** start of DATA EXTRACT **

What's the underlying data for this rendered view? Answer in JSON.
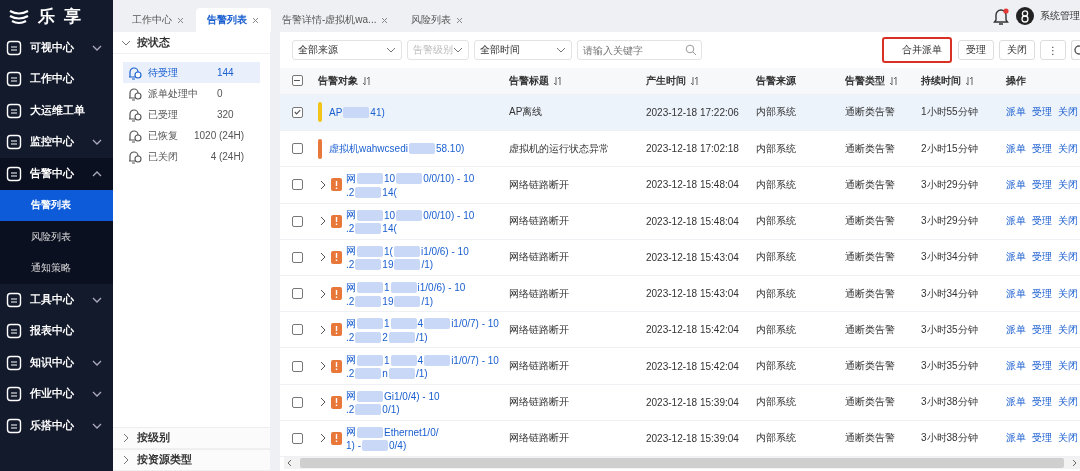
{
  "logo": {
    "text": "乐 享"
  },
  "sidebar": {
    "items": [
      {
        "label": "可视中心",
        "expandable": true,
        "expanded": false
      },
      {
        "label": "工作中心",
        "expandable": false,
        "expanded": false
      },
      {
        "label": "大运维工单",
        "expandable": false,
        "expanded": false
      },
      {
        "label": "监控中心",
        "expandable": true,
        "expanded": false
      },
      {
        "label": "告警中心",
        "expandable": true,
        "expanded": true,
        "children": [
          {
            "label": "告警列表",
            "selected": true
          },
          {
            "label": "风险列表",
            "selected": false
          },
          {
            "label": "通知策略",
            "selected": false
          }
        ]
      },
      {
        "label": "工具中心",
        "expandable": true,
        "expanded": false
      },
      {
        "label": "报表中心",
        "expandable": false,
        "expanded": false
      },
      {
        "label": "知识中心",
        "expandable": true,
        "expanded": false
      },
      {
        "label": "作业中心",
        "expandable": true,
        "expanded": false
      },
      {
        "label": "乐搭中心",
        "expandable": true,
        "expanded": false
      }
    ]
  },
  "tabs": [
    {
      "label": "工作中心",
      "selected": false
    },
    {
      "label": "告警列表",
      "selected": true
    },
    {
      "label": "告警详情-虚拟机wa...",
      "selected": false
    },
    {
      "label": "风险列表",
      "selected": false
    }
  ],
  "header": {
    "user": "系统管理",
    "notification": true
  },
  "status_panel": {
    "title": "按状态",
    "expanded": true,
    "items": [
      {
        "label": "待受理",
        "count": "144",
        "selected": true
      },
      {
        "label": "派单处理中",
        "count": "0",
        "selected": false
      },
      {
        "label": "已受理",
        "count": "320",
        "selected": false
      },
      {
        "label": "已恢复",
        "count": "1020 (24H)",
        "selected": false
      },
      {
        "label": "已关闭",
        "count": "4 (24H)",
        "selected": false
      }
    ],
    "collapsed_sections": [
      "按级别",
      "按资源类型"
    ]
  },
  "filters": [
    {
      "value": "全部来源",
      "placeholder": false
    },
    {
      "value": "告警级别",
      "placeholder": true
    },
    {
      "value": "全部时间",
      "placeholder": false
    }
  ],
  "search": {
    "placeholder": "请输入关键字"
  },
  "actions": [
    {
      "label": "合并派单",
      "highlighted": true
    },
    {
      "label": "受理",
      "highlighted": false
    },
    {
      "label": "关闭",
      "highlighted": false
    },
    {
      "label": "⋮",
      "highlighted": false
    }
  ],
  "table": {
    "indeterminate": true,
    "columns": [
      {
        "label": "告警对象",
        "sortable": true
      },
      {
        "label": "告警标题",
        "sortable": true
      },
      {
        "label": "产生时间",
        "sortable": true
      },
      {
        "label": "告警来源",
        "sortable": false
      },
      {
        "label": "告警类型",
        "sortable": true
      },
      {
        "label": "持续时间",
        "sortable": true
      },
      {
        "label": "操作",
        "sortable": false
      }
    ],
    "rows": [
      {
        "checked": true,
        "selected": true,
        "kind": "bar",
        "color": "#f0c419",
        "object": [
          [
            "AP",
            "41)"
          ]
        ],
        "title": "AP离线",
        "time": "2023-12-18 17:22:06",
        "source": "内部系统",
        "type": "通断类告警",
        "duration": "1小时55分钟",
        "ops": [
          "派单",
          "受理",
          "关闭"
        ]
      },
      {
        "checked": false,
        "selected": false,
        "kind": "bar",
        "color": "#e8773a",
        "object": [
          [
            "虚拟机wahwcsedi",
            "58.10)"
          ]
        ],
        "title": "虚拟机的运行状态异常",
        "time": "2023-12-18 17:02:18",
        "source": "内部系统",
        "type": "通断类告警",
        "duration": "2小时15分钟",
        "ops": [
          "派单",
          "受理",
          "关闭"
        ]
      },
      {
        "checked": false,
        "selected": false,
        "kind": "badge",
        "color": "#e8773a",
        "object": [
          [
            "网",
            "10",
            "0/0/10) - 10"
          ],
          [
            ".2",
            "14("
          ]
        ],
        "title": "网络链路断开",
        "time": "2023-12-18 15:48:04",
        "source": "内部系统",
        "type": "通断类告警",
        "duration": "3小时29分钟",
        "ops": [
          "派单",
          "受理",
          "关闭"
        ]
      },
      {
        "checked": false,
        "selected": false,
        "kind": "badge",
        "color": "#e8773a",
        "object": [
          [
            "网",
            "10",
            "0/0/10) - 10"
          ],
          [
            ".2",
            "14("
          ]
        ],
        "title": "网络链路断开",
        "time": "2023-12-18 15:48:04",
        "source": "内部系统",
        "type": "通断类告警",
        "duration": "3小时29分钟",
        "ops": [
          "派单",
          "受理",
          "关闭"
        ]
      },
      {
        "checked": false,
        "selected": false,
        "kind": "badge",
        "color": "#e8773a",
        "object": [
          [
            "网",
            "1(",
            "i1/0/6) - 10"
          ],
          [
            ".2",
            "19",
            "/1)"
          ]
        ],
        "title": "网络链路断开",
        "time": "2023-12-18 15:43:04",
        "source": "内部系统",
        "type": "通断类告警",
        "duration": "3小时34分钟",
        "ops": [
          "派单",
          "受理",
          "关闭"
        ]
      },
      {
        "checked": false,
        "selected": false,
        "kind": "badge",
        "color": "#e8773a",
        "object": [
          [
            "网",
            "1",
            "i1/0/6) - 10"
          ],
          [
            ".2",
            "19",
            "/1)"
          ]
        ],
        "title": "网络链路断开",
        "time": "2023-12-18 15:43:04",
        "source": "内部系统",
        "type": "通断类告警",
        "duration": "3小时34分钟",
        "ops": [
          "派单",
          "受理",
          "关闭"
        ]
      },
      {
        "checked": false,
        "selected": false,
        "kind": "badge",
        "color": "#e8773a",
        "object": [
          [
            "网",
            "1",
            "4",
            "i1/0/7) - 10"
          ],
          [
            ".2",
            "2",
            "/1)"
          ]
        ],
        "title": "网络链路断开",
        "time": "2023-12-18 15:42:04",
        "source": "内部系统",
        "type": "通断类告警",
        "duration": "3小时35分钟",
        "ops": [
          "派单",
          "受理",
          "关闭"
        ]
      },
      {
        "checked": false,
        "selected": false,
        "kind": "badge",
        "color": "#e8773a",
        "object": [
          [
            "网",
            "1",
            "4",
            "i1/0/7) - 10"
          ],
          [
            ".2",
            "n",
            "/1)"
          ]
        ],
        "title": "网络链路断开",
        "time": "2023-12-18 15:42:04",
        "source": "内部系统",
        "type": "通断类告警",
        "duration": "3小时35分钟",
        "ops": [
          "派单",
          "受理",
          "关闭"
        ]
      },
      {
        "checked": false,
        "selected": false,
        "kind": "badge",
        "color": "#e8773a",
        "object": [
          [
            "网",
            "Gi1/0/4) - 10"
          ],
          [
            ".2",
            "0/1)"
          ]
        ],
        "title": "网络链路断开",
        "time": "2023-12-18 15:39:04",
        "source": "内部系统",
        "type": "通断类告警",
        "duration": "3小时38分钟",
        "ops": [
          "派单",
          "受理",
          "关闭"
        ]
      },
      {
        "checked": false,
        "selected": false,
        "kind": "badge",
        "color": "#e8773a",
        "object": [
          [
            "网",
            "Ethernet1/0/"
          ],
          [
            "1) -",
            "0/4)"
          ]
        ],
        "title": "网络链路断开",
        "time": "2023-12-18 15:39:04",
        "source": "内部系统",
        "type": "通断类告警",
        "duration": "3小时38分钟",
        "ops": [
          "派单",
          "受理",
          "关闭"
        ]
      }
    ]
  }
}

** end of DATA EXTRACT **

* REQUEST *
Search the records for the word "count". Copy every line that has it.

* RESULT OF THE TASK *
        "count": "144",
        "count": "0",
        "count": "320",
        "count": "1020 (24H)",
        "count": "4 (24H)",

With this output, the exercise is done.